::: Materials provided

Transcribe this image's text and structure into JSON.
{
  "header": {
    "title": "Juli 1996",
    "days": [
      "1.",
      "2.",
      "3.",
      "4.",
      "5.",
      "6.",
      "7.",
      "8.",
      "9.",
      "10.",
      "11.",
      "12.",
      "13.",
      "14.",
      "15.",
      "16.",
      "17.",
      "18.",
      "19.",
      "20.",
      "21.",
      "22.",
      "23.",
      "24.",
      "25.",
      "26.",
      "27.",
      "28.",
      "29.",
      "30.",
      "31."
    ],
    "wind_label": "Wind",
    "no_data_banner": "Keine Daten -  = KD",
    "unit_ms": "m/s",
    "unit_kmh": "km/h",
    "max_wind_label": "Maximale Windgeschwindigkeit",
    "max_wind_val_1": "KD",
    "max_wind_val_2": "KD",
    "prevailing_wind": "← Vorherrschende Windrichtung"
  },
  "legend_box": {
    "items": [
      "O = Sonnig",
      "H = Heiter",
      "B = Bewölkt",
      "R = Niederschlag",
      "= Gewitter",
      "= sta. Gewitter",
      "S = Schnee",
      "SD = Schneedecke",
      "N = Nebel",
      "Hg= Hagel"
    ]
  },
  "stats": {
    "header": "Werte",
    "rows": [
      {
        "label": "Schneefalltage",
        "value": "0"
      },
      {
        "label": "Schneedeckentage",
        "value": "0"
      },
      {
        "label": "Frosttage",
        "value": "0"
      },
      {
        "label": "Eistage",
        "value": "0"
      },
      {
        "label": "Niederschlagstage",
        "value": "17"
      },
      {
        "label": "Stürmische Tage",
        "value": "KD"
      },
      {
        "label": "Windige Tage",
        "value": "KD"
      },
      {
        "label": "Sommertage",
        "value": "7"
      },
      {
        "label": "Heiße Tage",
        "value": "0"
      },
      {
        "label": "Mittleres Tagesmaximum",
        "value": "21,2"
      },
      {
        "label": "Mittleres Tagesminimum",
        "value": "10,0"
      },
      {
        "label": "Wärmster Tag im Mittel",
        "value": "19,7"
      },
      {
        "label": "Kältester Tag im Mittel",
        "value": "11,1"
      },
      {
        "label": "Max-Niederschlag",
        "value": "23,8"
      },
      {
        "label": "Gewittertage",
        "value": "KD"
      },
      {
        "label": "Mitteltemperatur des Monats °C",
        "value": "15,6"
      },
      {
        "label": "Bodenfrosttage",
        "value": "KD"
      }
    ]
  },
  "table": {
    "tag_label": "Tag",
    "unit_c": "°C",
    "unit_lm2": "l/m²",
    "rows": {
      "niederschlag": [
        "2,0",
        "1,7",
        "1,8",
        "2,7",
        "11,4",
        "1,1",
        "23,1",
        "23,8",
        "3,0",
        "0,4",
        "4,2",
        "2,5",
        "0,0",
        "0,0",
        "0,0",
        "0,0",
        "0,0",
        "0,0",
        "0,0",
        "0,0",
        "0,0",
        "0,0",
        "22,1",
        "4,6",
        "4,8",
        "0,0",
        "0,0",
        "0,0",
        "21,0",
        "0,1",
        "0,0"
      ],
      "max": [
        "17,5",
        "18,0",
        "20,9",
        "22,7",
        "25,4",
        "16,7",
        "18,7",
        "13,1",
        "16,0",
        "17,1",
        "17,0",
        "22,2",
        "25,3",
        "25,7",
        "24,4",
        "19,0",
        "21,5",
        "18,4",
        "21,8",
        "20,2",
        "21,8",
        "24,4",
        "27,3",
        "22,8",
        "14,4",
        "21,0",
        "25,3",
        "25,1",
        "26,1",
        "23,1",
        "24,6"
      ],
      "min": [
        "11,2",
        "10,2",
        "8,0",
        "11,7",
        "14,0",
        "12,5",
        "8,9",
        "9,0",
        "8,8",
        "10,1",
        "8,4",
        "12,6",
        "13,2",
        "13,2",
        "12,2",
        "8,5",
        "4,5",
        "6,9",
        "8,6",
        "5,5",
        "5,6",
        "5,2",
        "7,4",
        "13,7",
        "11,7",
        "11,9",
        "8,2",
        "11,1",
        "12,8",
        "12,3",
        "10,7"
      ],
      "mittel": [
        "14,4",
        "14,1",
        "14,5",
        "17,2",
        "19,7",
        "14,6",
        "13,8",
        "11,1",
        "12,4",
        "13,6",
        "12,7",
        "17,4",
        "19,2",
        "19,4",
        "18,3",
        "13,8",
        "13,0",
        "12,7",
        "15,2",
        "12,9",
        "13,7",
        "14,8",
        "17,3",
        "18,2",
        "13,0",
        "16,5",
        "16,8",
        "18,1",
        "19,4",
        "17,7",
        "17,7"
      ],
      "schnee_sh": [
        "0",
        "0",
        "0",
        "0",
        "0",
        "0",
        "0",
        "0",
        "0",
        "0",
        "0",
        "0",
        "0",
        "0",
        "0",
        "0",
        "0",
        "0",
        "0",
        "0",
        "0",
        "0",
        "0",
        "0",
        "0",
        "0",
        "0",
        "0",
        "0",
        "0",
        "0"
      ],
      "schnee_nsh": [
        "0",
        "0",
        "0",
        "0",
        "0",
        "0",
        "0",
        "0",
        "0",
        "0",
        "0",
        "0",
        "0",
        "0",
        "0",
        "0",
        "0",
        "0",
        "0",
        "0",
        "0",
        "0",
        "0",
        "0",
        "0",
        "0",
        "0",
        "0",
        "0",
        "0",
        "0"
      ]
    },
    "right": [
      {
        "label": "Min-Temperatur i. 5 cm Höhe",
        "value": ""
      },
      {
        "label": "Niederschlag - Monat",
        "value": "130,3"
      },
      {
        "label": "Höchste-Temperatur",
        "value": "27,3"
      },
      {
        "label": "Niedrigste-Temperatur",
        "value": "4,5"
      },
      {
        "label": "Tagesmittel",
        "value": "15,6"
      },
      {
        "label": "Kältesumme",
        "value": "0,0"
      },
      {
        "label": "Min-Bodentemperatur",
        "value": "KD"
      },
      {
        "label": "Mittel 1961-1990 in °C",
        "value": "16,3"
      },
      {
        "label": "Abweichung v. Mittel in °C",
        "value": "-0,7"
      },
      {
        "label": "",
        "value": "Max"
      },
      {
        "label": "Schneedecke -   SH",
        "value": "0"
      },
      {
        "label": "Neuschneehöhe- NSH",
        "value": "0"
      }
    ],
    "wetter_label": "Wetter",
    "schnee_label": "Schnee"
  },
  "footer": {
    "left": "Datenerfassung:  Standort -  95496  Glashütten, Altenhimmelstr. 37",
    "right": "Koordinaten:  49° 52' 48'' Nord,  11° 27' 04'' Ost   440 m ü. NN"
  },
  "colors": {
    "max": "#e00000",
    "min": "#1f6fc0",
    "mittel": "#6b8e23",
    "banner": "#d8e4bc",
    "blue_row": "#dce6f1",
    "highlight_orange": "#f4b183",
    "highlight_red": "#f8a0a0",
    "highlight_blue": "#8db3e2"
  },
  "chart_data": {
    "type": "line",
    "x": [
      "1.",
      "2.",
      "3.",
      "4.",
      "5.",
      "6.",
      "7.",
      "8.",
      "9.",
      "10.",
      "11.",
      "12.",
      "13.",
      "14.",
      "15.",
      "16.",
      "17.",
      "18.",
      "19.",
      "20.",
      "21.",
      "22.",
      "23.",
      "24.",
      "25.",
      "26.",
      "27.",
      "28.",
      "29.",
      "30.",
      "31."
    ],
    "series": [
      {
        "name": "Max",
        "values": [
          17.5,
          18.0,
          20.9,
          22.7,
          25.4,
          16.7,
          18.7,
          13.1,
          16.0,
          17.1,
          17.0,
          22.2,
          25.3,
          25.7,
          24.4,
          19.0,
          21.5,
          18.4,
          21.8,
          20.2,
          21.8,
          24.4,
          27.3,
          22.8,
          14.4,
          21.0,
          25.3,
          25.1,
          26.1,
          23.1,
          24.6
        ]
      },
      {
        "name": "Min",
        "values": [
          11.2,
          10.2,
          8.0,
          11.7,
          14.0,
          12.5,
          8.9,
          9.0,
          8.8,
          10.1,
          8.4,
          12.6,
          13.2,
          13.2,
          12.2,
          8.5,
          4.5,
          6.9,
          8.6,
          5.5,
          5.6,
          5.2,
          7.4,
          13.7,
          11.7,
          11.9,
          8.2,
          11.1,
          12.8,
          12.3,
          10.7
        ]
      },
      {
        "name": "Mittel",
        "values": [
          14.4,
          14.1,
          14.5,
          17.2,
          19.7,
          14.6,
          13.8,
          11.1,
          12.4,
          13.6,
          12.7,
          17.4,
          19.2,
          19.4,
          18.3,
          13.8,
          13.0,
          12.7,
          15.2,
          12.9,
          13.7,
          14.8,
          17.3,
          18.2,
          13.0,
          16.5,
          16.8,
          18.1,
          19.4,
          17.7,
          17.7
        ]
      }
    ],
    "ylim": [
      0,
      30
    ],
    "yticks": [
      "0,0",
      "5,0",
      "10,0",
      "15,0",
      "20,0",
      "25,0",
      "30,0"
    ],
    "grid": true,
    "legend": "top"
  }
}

::::::

Calculate how many lines of the material include the string "Mittleres", and state that number by itself.

2